TASK OBJECTIVE :: Would you transcribe all of the data exactly, down to the last character?

SUPPLIED ENTRIES ::
■ ■ ■

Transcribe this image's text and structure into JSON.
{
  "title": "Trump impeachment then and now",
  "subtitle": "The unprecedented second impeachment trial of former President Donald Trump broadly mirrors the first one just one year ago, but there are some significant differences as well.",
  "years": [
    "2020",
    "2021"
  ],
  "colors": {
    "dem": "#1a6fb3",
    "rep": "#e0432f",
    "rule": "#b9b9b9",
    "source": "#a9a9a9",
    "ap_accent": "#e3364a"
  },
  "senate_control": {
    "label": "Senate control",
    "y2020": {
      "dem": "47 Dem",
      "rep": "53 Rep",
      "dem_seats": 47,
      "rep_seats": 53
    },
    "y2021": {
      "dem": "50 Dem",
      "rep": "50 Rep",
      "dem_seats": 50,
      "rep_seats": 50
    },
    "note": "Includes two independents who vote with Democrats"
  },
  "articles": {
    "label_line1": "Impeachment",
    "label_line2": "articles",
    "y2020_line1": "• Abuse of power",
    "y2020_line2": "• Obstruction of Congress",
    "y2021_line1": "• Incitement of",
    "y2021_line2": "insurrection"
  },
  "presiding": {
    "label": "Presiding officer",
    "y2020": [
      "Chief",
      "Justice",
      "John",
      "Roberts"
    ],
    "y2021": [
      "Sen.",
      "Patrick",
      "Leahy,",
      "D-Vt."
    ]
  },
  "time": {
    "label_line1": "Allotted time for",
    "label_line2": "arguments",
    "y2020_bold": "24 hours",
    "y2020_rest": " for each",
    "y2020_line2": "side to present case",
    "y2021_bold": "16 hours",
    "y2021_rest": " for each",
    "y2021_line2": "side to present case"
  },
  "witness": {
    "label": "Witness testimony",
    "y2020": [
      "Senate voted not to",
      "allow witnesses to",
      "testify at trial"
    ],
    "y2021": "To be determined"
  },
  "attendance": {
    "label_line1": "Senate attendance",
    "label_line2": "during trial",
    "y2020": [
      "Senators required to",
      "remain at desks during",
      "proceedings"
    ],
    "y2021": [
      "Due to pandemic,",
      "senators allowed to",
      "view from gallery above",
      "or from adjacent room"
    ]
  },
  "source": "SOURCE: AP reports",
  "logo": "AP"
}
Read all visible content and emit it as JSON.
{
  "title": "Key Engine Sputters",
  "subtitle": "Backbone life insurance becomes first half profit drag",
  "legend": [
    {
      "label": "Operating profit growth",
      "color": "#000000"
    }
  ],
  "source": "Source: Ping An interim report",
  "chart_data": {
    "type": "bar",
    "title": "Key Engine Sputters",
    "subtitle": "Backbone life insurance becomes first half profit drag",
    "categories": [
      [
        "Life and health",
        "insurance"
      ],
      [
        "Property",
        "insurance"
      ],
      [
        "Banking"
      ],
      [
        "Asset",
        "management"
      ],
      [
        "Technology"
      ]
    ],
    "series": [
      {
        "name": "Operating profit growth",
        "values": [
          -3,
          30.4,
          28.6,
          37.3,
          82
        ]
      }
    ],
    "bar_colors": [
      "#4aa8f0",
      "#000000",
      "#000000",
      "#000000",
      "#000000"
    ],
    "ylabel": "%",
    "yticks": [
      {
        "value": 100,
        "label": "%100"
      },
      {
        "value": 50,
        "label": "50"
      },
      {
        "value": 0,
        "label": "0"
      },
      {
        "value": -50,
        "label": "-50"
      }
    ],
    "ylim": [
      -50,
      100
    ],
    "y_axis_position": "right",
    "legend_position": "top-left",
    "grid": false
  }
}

■ ■ ■

FINISHED ANSWER ::
Transcribe this image's text and structure into JSON.
{
  "title": "Trump impeachment then and now",
  "subtitle": "The unprecedented second impeachment trial of former President Donald Trump broadly mirrors the first one just one year ago, but there are some significant differences as well.",
  "years": [
    "2020",
    "2021"
  ],
  "colors": {
    "dem": "#1a6fb3",
    "rep": "#e0432f",
    "rule": "#b9b9b9",
    "source": "#a9a9a9",
    "ap_accent": "#e3364a"
  },
  "senate_control": {
    "label": "Senate control",
    "y2020": {
      "dem": "47 Dem",
      "rep": "53 Rep",
      "dem_seats": 47,
      "rep_seats": 53
    },
    "y2021": {
      "dem": "50 Dem",
      "rep": "50 Rep",
      "dem_seats": 50,
      "rep_seats": 50
    },
    "note": "Includes two independents who vote with Democrats"
  },
  "articles": {
    "label_line1": "Impeachment",
    "label_line2": "articles",
    "y2020_line1": "• Abuse of power",
    "y2020_line2": "• Obstruction of Congress",
    "y2021_line1": "• Incitement of",
    "y2021_line2": "insurrection"
  },
  "presiding": {
    "label": "Presiding officer",
    "y2020": [
      "Chief",
      "Justice",
      "John",
      "Roberts"
    ],
    "y2021": [
      "Sen.",
      "Patrick",
      "Leahy,",
      "D-Vt."
    ]
  },
  "time": {
    "label_line1": "Allotted time for",
    "label_line2": "arguments",
    "y2020_bold": "24 hours",
    "y2020_rest": " for each",
    "y2020_line2": "side to present case",
    "y2021_bold": "16 hours",
    "y2021_rest": " for each",
    "y2021_line2": "side to present case"
  },
  "witness": {
    "label": "Witness testimony",
    "y2020": [
      "Senate voted not to",
      "allow witnesses to",
      "testify at trial"
    ],
    "y2021": "To be determined"
  },
  "attendance": {
    "label_line1": "Senate attendance",
    "label_line2": "during trial",
    "y2020": [
      "Senators required to",
      "remain at desks during",
      "proceedings"
    ],
    "y2021": [
      "Due to pandemic,",
      "senators allowed to",
      "view from gallery above",
      "or from adjacent room"
    ]
  },
  "source": "SOURCE: AP reports",
  "logo": "AP"
}
Read all visible content and emit it as JSON.
{
  "title": "Key Engine Sputters",
  "subtitle": "Backbone life insurance becomes first half profit drag",
  "legend": [
    {
      "label": "Operating profit growth",
      "color": "#000000"
    }
  ],
  "source": "Source: Ping An interim report",
  "chart_data": {
    "type": "bar",
    "title": "Key Engine Sputters",
    "subtitle": "Backbone life insurance becomes first half profit drag",
    "categories": [
      [
        "Life and health",
        "insurance"
      ],
      [
        "Property",
        "insurance"
      ],
      [
        "Banking"
      ],
      [
        "Asset",
        "management"
      ],
      [
        "Technology"
      ]
    ],
    "series": [
      {
        "name": "Operating profit growth",
        "values": [
          -3,
          30.4,
          28.6,
          37.3,
          82
        ]
      }
    ],
    "bar_colors": [
      "#4aa8f0",
      "#000000",
      "#000000",
      "#000000",
      "#000000"
    ],
    "ylabel": "%",
    "yticks": [
      {
        "value": 100,
        "label": "%100"
      },
      {
        "value": 50,
        "label": "50"
      },
      {
        "value": 0,
        "label": "0"
      },
      {
        "value": -50,
        "label": "-50"
      }
    ],
    "ylim": [
      -50,
      100
    ],
    "y_axis_position": "right",
    "legend_position": "top-left",
    "grid": false
  }
}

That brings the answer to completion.